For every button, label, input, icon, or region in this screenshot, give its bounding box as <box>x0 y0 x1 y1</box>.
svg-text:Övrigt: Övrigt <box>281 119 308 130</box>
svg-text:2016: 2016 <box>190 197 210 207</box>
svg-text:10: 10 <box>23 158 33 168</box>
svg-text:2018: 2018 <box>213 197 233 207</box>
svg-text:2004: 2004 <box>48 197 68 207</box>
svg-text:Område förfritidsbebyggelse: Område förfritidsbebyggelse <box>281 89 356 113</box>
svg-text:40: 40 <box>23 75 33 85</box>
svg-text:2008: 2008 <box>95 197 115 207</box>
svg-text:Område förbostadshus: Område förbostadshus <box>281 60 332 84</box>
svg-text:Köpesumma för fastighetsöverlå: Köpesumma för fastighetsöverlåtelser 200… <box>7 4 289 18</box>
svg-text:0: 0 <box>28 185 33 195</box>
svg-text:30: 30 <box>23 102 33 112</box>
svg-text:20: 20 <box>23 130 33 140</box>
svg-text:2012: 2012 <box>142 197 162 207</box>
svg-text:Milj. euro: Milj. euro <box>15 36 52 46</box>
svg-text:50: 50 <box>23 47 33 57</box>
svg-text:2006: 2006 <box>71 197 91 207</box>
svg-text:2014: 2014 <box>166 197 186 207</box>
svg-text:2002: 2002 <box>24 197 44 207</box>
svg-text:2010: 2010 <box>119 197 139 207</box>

...

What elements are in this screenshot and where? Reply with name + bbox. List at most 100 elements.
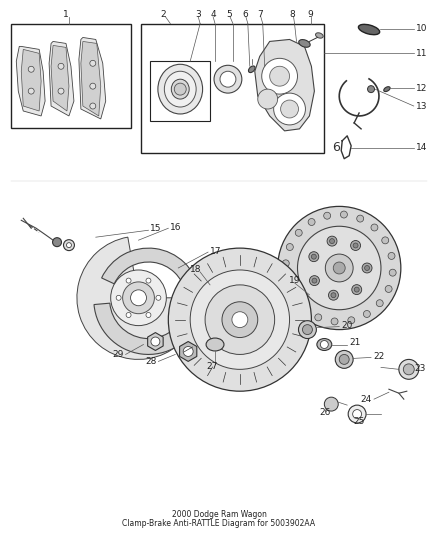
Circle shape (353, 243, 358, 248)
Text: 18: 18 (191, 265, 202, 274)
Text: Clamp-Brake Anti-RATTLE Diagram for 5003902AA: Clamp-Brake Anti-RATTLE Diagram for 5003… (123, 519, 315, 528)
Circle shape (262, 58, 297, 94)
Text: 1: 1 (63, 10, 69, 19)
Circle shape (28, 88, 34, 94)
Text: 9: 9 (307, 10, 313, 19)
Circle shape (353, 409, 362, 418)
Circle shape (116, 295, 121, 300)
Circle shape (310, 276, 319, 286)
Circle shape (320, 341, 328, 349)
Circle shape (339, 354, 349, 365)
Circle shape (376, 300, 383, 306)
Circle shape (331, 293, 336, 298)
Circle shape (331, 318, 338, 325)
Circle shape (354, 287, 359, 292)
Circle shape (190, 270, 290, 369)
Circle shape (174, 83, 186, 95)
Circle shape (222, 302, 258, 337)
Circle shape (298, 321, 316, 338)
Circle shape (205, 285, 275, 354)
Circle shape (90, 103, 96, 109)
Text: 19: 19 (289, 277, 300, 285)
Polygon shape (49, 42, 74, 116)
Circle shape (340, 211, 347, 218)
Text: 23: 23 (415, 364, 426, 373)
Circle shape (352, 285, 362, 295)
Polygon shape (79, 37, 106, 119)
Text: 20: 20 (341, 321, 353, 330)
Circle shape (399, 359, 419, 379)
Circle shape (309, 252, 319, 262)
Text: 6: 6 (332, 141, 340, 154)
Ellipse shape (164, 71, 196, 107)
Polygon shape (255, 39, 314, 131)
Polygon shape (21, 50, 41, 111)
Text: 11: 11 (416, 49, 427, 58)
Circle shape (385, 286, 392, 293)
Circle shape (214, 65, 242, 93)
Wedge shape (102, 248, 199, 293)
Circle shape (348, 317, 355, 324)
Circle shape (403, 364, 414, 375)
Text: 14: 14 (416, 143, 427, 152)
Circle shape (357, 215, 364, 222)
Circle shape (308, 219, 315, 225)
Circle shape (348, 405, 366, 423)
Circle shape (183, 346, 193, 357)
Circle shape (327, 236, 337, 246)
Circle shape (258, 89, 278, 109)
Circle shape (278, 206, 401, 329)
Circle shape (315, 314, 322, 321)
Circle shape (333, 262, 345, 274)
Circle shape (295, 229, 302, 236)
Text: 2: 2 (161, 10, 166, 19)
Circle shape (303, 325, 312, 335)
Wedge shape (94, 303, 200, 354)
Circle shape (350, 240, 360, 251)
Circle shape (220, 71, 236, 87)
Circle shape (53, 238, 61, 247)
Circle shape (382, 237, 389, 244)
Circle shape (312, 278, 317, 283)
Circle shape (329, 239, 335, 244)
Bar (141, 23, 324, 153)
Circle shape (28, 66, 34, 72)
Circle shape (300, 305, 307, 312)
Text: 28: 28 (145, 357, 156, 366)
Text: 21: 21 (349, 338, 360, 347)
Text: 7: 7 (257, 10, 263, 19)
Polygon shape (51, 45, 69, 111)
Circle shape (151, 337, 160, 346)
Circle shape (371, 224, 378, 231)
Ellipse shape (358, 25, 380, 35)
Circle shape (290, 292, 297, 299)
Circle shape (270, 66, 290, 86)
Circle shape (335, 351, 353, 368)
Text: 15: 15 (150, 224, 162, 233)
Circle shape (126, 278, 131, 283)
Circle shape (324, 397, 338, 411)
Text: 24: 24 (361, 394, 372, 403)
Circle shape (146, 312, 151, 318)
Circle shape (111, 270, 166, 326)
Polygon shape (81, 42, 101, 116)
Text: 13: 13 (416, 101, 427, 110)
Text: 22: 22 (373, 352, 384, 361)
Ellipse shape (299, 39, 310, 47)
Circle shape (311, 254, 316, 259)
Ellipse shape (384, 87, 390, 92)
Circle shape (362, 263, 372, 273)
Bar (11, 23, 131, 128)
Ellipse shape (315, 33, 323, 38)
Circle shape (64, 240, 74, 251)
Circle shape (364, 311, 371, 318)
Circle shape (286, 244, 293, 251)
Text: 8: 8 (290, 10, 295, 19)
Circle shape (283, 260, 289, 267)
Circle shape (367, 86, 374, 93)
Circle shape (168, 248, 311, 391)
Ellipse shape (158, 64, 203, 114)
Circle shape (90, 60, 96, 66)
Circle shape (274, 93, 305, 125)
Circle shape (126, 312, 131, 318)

▸ **Written exercise**:
Copy out the material word for word, starting with the line that contains "For every button, label, input, icon, or" and going on through the line that contains "svg-text:2010: 2010 <box>119", both of those lines included.

▸ **Solution for this task**:
For every button, label, input, icon, or region in this screenshot, give its bounding box as <box>x0 y0 x1 y1</box>.
svg-text:Övrigt: Övrigt <box>281 119 308 130</box>
svg-text:2016: 2016 <box>190 197 210 207</box>
svg-text:10: 10 <box>23 158 33 168</box>
svg-text:2018: 2018 <box>213 197 233 207</box>
svg-text:2004: 2004 <box>48 197 68 207</box>
svg-text:Område förfritidsbebyggelse: Område förfritidsbebyggelse <box>281 89 356 113</box>
svg-text:40: 40 <box>23 75 33 85</box>
svg-text:2008: 2008 <box>95 197 115 207</box>
svg-text:Område förbostadshus: Område förbostadshus <box>281 60 332 84</box>
svg-text:Köpesumma för fastighetsöverlå: Köpesumma för fastighetsöverlåtelser 200… <box>7 4 289 18</box>
svg-text:0: 0 <box>28 185 33 195</box>
svg-text:30: 30 <box>23 102 33 112</box>
svg-text:20: 20 <box>23 130 33 140</box>
svg-text:2012: 2012 <box>142 197 162 207</box>
svg-text:Milj. euro: Milj. euro <box>15 36 52 46</box>
svg-text:50: 50 <box>23 47 33 57</box>
svg-text:2006: 2006 <box>71 197 91 207</box>
svg-text:2014: 2014 <box>166 197 186 207</box>
svg-text:2002: 2002 <box>24 197 44 207</box>
svg-text:2010: 2010 <box>119 197 139 207</box>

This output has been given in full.